(Extracted records)
####

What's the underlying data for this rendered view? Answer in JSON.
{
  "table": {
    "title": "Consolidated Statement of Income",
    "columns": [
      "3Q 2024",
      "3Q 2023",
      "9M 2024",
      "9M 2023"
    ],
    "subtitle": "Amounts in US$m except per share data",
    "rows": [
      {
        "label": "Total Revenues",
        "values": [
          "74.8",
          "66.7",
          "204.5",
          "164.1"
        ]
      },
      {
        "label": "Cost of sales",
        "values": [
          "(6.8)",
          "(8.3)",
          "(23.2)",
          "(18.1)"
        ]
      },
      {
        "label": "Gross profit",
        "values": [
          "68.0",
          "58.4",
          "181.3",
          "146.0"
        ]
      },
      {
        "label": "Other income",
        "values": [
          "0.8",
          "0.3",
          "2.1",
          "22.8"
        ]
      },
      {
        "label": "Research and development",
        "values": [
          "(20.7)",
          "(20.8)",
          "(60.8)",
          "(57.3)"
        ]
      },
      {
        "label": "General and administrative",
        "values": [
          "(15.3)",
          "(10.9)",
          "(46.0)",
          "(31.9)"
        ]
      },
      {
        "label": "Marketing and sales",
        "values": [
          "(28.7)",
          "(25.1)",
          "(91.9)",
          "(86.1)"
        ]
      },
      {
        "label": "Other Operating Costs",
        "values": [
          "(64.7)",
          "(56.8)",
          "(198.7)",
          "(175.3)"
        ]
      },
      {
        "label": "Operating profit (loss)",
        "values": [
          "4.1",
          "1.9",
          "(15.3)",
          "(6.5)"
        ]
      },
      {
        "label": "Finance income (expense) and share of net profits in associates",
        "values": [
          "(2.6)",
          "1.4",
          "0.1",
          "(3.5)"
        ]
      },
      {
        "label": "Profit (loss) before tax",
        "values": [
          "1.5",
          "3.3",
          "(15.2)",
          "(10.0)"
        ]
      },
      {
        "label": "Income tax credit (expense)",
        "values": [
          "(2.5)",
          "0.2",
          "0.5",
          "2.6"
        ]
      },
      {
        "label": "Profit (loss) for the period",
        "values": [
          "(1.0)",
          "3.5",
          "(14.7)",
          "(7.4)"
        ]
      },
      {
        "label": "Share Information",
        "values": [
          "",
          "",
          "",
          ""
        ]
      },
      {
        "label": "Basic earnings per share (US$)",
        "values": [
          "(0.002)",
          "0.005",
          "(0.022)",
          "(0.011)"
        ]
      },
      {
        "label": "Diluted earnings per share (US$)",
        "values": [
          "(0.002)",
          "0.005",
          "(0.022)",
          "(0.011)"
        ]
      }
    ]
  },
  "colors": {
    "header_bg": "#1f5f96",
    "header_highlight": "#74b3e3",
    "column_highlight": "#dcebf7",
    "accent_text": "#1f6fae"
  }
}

####

(The problem): Your task is to gather all lines from the entries above that hold the word "data".

(Response below):
What's the underlying data for this rendered view? Answer in JSON.
    "subtitle": "Amounts in US$m except per share data",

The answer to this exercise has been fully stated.